Start of Entries provided

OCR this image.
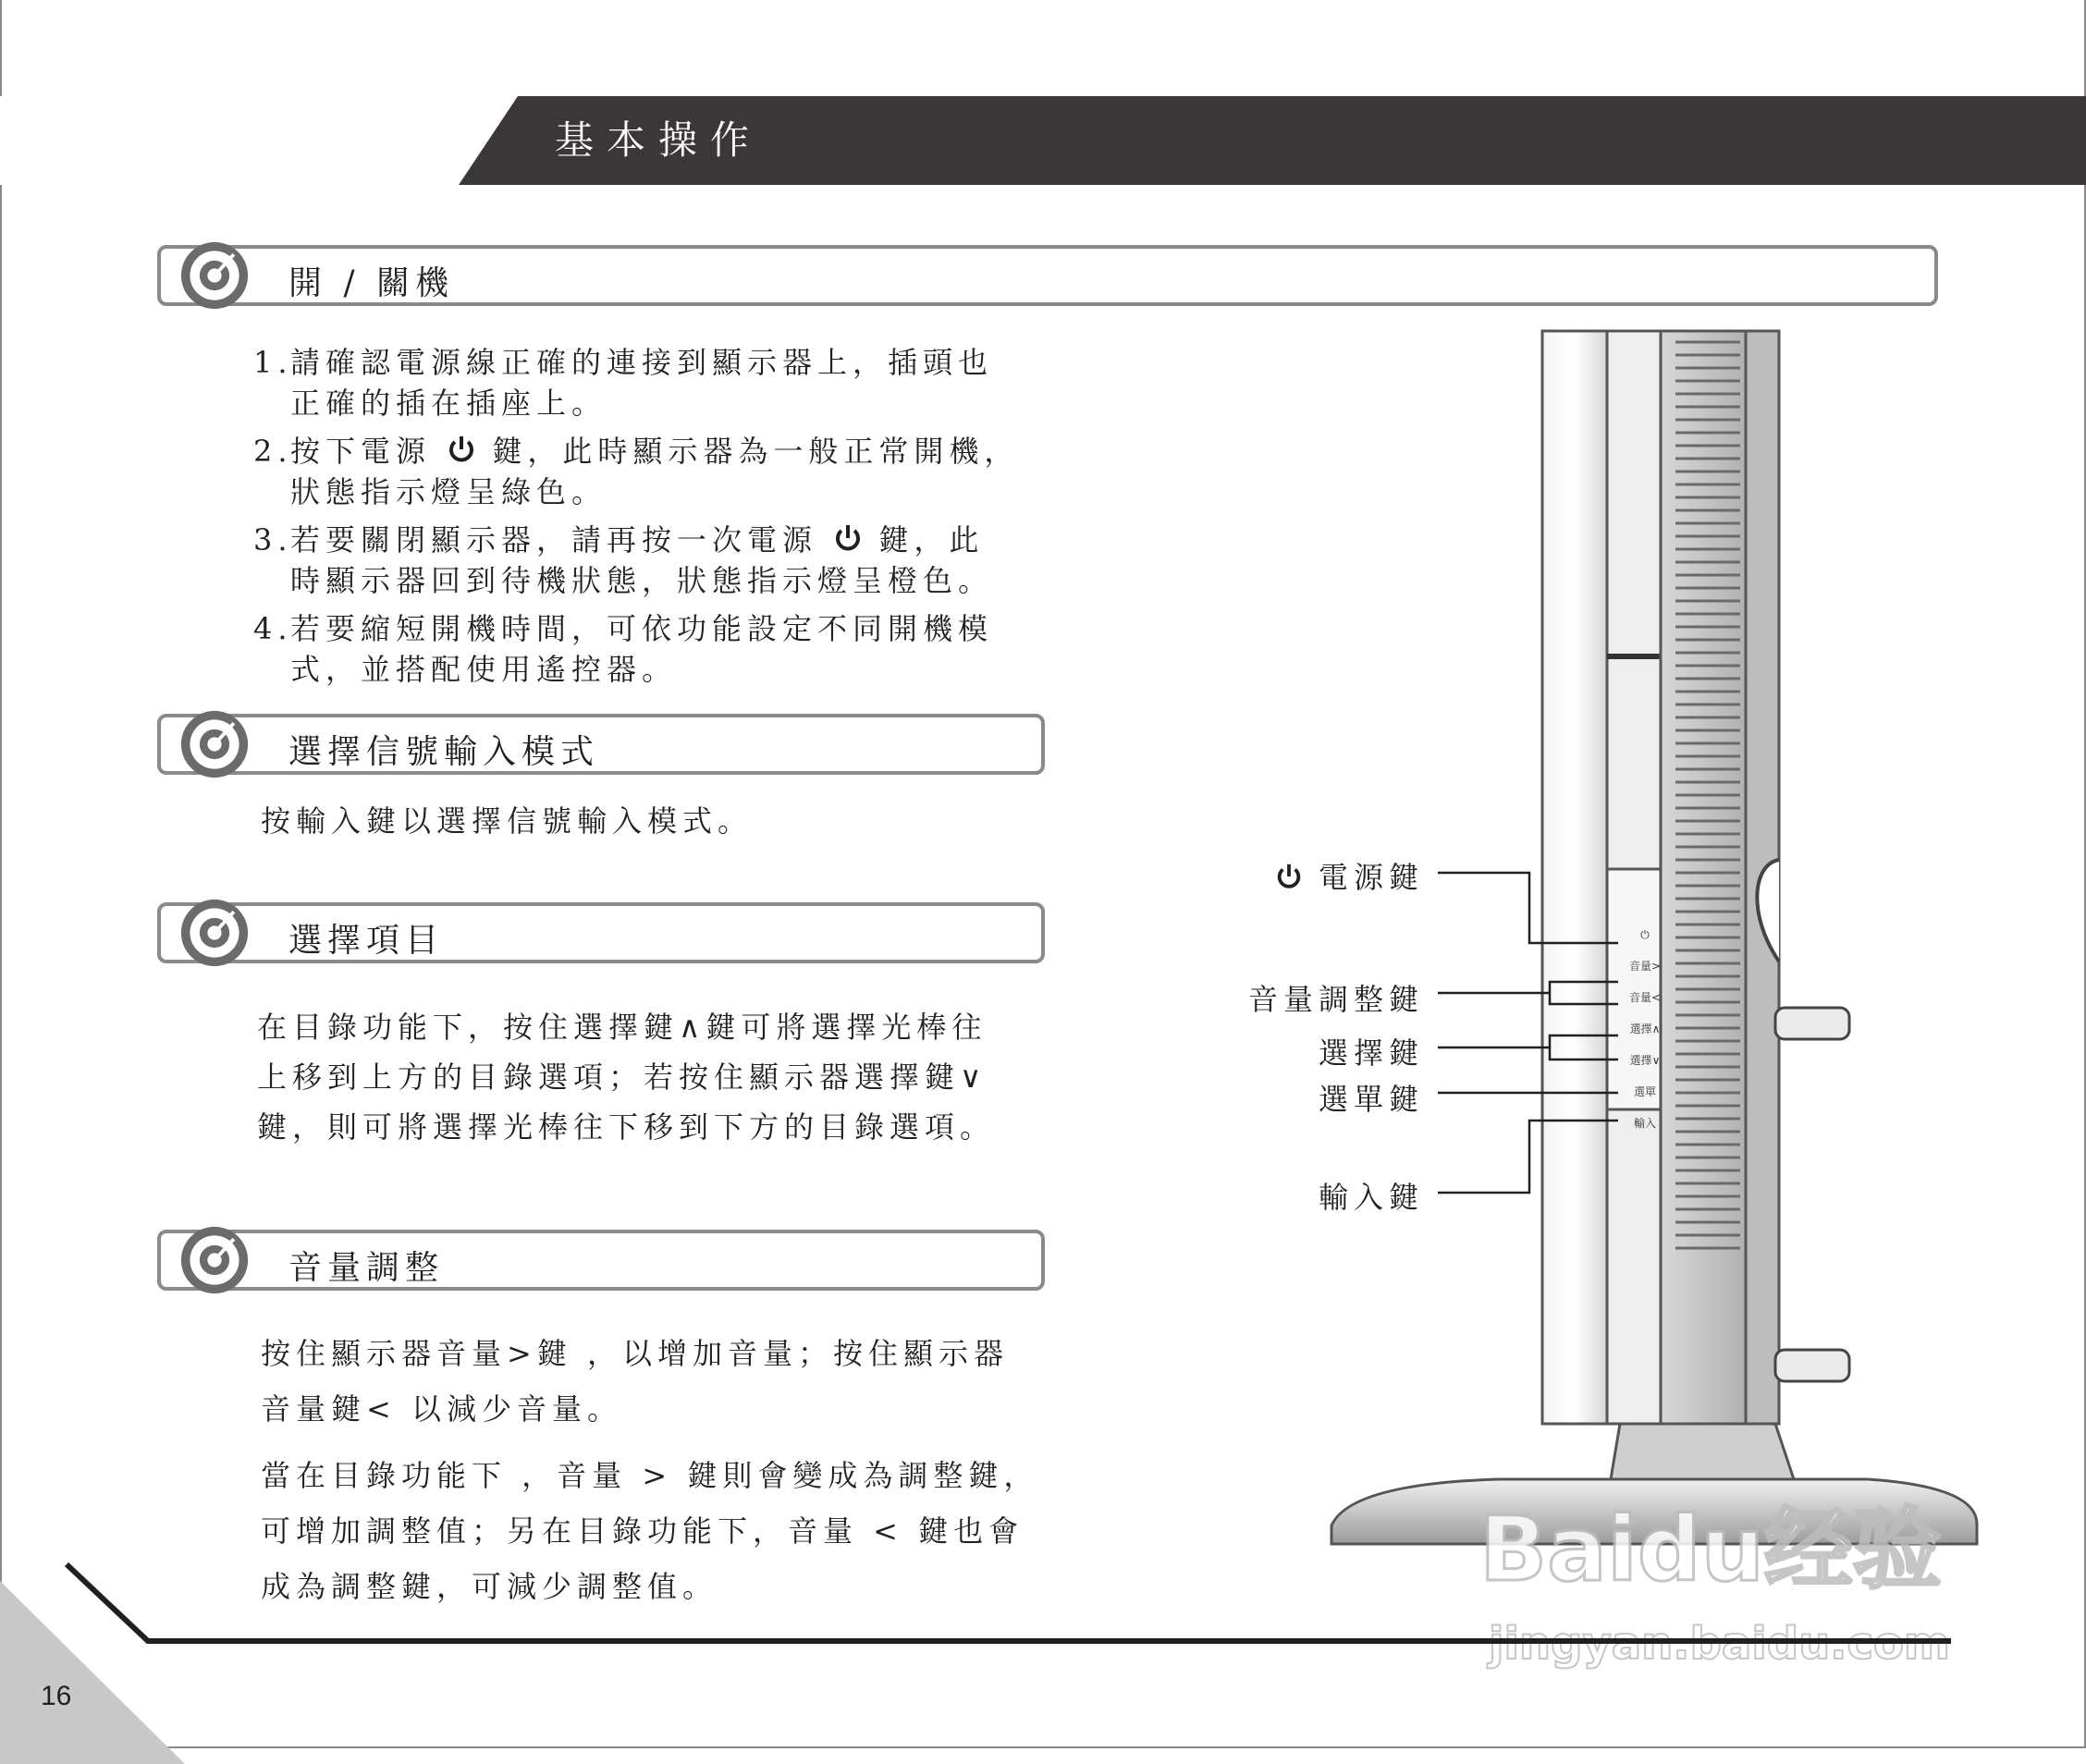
基本操作
開 / 關機
1.請確認電源線正確的連接到顯示器上，插頭也
正確的插在插座上。
2.按下電源  鍵，此時顯示器為一般正常開機，
狀態指示燈呈綠色。
3.若要關閉顯示器，請再按一次電源  鍵，此
時顯示器回到待機狀態，狀態指示燈呈橙色。
4.若要縮短開機時間，可依功能設定不同開機模
式，並搭配使用遙控器。
選擇信號輸入模式
按輸入鍵以選擇信號輸入模式。
選擇項目
在目錄功能下，按住選擇鍵∧鍵可將選擇光棒往
上移到上方的目錄選項；若按住顯示器選擇鍵∨
鍵，則可將選擇光棒往下移到下方的目錄選項。
音量調整
按住顯示器音量>鍵 ，以增加音量；按住顯示器
音量鍵< 以減少音量。
當在目錄功能下 ，音量 > 鍵則會變成為調整鍵，
可增加調整值；另在目錄功能下，音量 < 鍵也會
成為調整鍵，可減少調整值。
⏻
音量>
音量<
選擇∧
選擇∨
選單
輸入
電源鍵
音量調整鍵
選擇鍵
選單鍵
輸入鍵
Baidu经验
jingyan.baidu.com
16
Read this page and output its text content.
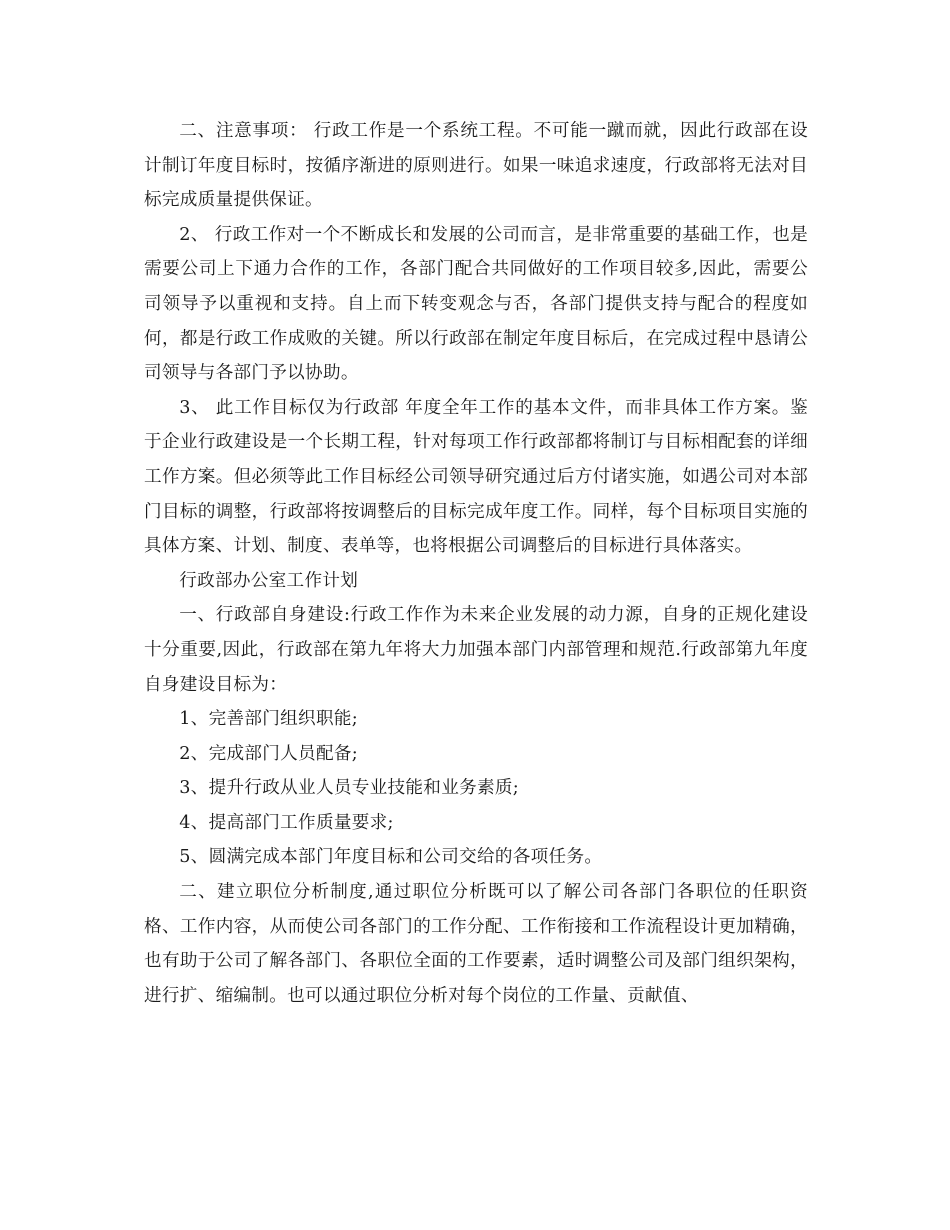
二、注意事项： 行政工作是一个系统工程。不可能一蹴而就，因此行政部在设计制订年度目标时，按循序渐进的原则进行。如果一味追求速度，行政部将无法对目标完成质量提供保证。

2、 行政工作对一个不断成长和发展的公司而言，是非常重要的基础工作，也是需要公司上下通力合作的工作，各部门配合共同做好的工作项目较多,因此，需要公司领导予以重视和支持。自上而下转变观念与否，各部门提供支持与配合的程度如何，都是行政工作成败的关键。所以行政部在制定年度目标后，在完成过程中恳请公司领导与各部门予以协助。

3、 此工作目标仅为行政部 年度全年工作的基本文件，而非具体工作方案。鉴于企业行政建设是一个长期工程，针对每项工作行政部都将制订与目标相配套的详细工作方案。但必须等此工作目标经公司领导研究通过后方付诸实施，如遇公司对本部门目标的调整，行政部将按调整后的目标完成年度工作。同样，每个目标项目实施的具体方案、计划、制度、表单等，也将根据公司调整后的目标进行具体落实。

行政部办公室工作计划

一、行政部自身建设:行政工作作为未来企业发展的动力源，自身的正规化建设十分重要,因此，行政部在第九年将大力加强本部门内部管理和规范.行政部第九年度自身建设目标为：

1、完善部门组织职能;

2、完成部门人员配备;

3、提升行政从业人员专业技能和业务素质;

4、提高部门工作质量要求;

5、圆满完成本部门年度目标和公司交给的各项任务。

二、建立职位分析制度,通过职位分析既可以了解公司各部门各职位的任职资格、工作内容，从而使公司各部门的工作分配、工作衔接和工作流程设计更加精确，也有助于公司了解各部门、各职位全面的工作要素，适时调整公司及部门组织架构，进行扩、缩编制。也可以通过职位分析对每个岗位的工作量、贡献值、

End of Entries provided

• **Task objective**:
The copy should begin at the line containing "Read this page and output its text content." and end at the last line of the data above; please restate those lines word for word without the pictures.

• **Exercise answer**:
Read this page and output its text content.
二、注意事项： 行政工作是一个系统工程。不可能一蹴而就，因此行政部在设计制订年度目标时，按循序渐进的原则进行。如果一味追求速度，行政部将无法对目标完成质量提供保证。

2、 行政工作对一个不断成长和发展的公司而言，是非常重要的基础工作，也是需要公司上下通力合作的工作，各部门配合共同做好的工作项目较多,因此，需要公司领导予以重视和支持。自上而下转变观念与否，各部门提供支持与配合的程度如何，都是行政工作成败的关键。所以行政部在制定年度目标后，在完成过程中恳请公司领导与各部门予以协助。

3、 此工作目标仅为行政部 年度全年工作的基本文件，而非具体工作方案。鉴于企业行政建设是一个长期工程，针对每项工作行政部都将制订与目标相配套的详细工作方案。但必须等此工作目标经公司领导研究通过后方付诸实施，如遇公司对本部门目标的调整，行政部将按调整后的目标完成年度工作。同样，每个目标项目实施的具体方案、计划、制度、表单等，也将根据公司调整后的目标进行具体落实。

行政部办公室工作计划

一、行政部自身建设:行政工作作为未来企业发展的动力源，自身的正规化建设十分重要,因此，行政部在第九年将大力加强本部门内部管理和规范.行政部第九年度自身建设目标为：

1、完善部门组织职能;

2、完成部门人员配备;

3、提升行政从业人员专业技能和业务素质;

4、提高部门工作质量要求;

5、圆满完成本部门年度目标和公司交给的各项任务。

二、建立职位分析制度,通过职位分析既可以了解公司各部门各职位的任职资格、工作内容，从而使公司各部门的工作分配、工作衔接和工作流程设计更加精确，也有助于公司了解各部门、各职位全面的工作要素，适时调整公司及部门组织架构，进行扩、缩编制。也可以通过职位分析对每个岗位的工作量、贡献值、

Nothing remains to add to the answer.